Written task
Report how many lines hold the word "Objects"; give nothing but the number.

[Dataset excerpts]

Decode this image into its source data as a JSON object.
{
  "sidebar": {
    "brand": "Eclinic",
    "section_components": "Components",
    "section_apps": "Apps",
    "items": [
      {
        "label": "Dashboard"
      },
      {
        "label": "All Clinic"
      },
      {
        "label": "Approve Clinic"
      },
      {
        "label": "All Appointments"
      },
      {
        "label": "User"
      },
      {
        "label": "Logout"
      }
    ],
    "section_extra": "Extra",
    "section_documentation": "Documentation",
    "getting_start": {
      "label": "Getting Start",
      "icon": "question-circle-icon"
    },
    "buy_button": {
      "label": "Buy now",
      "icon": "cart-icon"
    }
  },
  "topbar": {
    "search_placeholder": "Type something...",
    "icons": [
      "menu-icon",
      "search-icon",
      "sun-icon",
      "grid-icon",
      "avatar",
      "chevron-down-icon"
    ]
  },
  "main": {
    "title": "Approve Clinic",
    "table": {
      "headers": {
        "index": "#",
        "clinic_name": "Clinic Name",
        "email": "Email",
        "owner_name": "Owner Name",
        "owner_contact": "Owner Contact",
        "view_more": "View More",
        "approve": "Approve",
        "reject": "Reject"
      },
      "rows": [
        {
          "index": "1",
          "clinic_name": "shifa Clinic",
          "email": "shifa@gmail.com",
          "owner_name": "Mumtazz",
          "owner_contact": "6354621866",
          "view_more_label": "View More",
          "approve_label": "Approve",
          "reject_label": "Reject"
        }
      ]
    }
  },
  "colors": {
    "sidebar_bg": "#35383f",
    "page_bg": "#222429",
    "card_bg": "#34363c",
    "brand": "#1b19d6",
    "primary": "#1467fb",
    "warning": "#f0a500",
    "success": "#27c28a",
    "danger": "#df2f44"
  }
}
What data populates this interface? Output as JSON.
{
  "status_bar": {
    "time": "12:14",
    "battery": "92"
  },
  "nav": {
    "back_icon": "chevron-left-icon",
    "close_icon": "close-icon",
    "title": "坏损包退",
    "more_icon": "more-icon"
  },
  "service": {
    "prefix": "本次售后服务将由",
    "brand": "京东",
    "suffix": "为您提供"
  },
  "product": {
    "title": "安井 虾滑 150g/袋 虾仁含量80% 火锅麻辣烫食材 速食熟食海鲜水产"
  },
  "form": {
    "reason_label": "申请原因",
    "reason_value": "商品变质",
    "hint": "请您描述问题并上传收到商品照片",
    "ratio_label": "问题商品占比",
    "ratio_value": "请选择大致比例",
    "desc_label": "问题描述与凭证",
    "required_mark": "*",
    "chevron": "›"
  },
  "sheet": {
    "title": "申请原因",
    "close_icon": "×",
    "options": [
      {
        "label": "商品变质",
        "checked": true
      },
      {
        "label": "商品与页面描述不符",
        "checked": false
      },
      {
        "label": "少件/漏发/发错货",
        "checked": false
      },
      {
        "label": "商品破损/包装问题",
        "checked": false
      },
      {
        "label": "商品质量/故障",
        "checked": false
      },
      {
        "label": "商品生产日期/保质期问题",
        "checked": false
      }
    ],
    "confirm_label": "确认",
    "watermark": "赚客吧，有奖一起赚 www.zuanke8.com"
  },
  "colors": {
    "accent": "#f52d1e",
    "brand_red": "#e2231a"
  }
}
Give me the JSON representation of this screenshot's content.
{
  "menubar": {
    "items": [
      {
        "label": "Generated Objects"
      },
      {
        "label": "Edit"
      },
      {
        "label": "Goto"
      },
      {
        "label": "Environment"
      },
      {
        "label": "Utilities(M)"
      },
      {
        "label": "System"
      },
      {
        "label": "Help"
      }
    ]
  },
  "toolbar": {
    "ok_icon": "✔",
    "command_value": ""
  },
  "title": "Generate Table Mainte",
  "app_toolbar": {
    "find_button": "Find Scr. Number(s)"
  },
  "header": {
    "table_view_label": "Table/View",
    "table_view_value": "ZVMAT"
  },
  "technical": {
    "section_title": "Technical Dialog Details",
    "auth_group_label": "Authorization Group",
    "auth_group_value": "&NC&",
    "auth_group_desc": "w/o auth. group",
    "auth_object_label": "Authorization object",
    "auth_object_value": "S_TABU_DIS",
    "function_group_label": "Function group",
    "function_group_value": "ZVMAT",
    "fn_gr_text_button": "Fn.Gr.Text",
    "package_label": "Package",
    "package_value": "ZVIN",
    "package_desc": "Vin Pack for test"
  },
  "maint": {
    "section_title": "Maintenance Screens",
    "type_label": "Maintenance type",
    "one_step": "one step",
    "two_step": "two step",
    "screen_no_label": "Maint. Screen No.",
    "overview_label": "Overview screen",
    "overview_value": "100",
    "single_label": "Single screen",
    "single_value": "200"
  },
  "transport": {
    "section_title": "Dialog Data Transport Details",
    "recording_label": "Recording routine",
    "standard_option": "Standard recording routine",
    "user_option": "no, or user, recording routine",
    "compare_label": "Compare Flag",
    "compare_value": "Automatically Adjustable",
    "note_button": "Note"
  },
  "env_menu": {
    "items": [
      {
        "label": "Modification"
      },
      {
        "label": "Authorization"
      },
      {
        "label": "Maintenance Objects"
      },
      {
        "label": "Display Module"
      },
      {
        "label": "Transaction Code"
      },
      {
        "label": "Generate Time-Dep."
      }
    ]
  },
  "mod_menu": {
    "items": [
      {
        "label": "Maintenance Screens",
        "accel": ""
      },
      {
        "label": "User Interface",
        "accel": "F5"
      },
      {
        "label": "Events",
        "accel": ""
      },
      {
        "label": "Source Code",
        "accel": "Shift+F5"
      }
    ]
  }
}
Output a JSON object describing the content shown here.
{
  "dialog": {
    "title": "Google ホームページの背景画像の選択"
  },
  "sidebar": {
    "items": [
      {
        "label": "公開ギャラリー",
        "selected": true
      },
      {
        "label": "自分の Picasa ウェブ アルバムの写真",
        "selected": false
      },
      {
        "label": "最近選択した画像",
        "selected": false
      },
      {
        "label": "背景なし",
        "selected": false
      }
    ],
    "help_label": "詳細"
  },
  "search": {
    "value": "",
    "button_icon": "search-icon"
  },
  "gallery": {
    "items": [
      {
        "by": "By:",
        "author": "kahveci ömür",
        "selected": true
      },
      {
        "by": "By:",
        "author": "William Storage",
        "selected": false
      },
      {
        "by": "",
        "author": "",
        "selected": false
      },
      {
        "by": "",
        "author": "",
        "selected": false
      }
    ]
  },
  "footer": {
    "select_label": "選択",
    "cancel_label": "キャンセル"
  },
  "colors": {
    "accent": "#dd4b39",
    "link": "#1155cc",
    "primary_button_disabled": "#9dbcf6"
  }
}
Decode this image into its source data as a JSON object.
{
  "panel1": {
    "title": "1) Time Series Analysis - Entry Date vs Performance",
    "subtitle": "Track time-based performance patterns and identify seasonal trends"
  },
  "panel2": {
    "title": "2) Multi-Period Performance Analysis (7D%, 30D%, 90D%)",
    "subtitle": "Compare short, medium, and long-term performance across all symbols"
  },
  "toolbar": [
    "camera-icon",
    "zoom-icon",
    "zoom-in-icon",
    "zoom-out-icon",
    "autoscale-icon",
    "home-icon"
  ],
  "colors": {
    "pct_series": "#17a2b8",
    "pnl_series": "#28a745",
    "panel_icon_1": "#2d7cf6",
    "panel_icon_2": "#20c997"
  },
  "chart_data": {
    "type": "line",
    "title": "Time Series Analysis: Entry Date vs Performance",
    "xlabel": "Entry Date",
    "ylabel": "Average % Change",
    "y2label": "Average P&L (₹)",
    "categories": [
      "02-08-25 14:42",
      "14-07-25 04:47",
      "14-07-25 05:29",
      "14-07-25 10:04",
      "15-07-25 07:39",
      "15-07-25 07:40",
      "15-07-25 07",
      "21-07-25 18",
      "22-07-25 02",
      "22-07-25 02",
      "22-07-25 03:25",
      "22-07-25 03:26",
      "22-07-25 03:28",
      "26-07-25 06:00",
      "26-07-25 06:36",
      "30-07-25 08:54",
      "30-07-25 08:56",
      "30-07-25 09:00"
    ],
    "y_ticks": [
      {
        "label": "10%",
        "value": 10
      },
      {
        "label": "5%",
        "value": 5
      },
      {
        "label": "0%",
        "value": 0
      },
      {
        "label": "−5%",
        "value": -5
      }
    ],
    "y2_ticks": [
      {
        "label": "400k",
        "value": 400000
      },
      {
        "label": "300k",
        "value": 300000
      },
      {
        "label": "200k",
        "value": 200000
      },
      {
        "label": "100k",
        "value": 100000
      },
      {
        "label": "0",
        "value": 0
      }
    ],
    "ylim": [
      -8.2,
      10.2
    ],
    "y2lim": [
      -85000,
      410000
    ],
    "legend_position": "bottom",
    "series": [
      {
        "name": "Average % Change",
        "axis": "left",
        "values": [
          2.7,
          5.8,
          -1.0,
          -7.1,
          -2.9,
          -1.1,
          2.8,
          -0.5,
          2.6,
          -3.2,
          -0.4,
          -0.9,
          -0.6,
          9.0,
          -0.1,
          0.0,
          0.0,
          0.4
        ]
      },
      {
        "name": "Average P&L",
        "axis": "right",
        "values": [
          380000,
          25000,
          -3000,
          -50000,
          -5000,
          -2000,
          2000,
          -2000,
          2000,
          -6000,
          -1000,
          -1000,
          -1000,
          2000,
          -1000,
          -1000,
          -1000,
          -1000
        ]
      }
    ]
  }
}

Solution below
2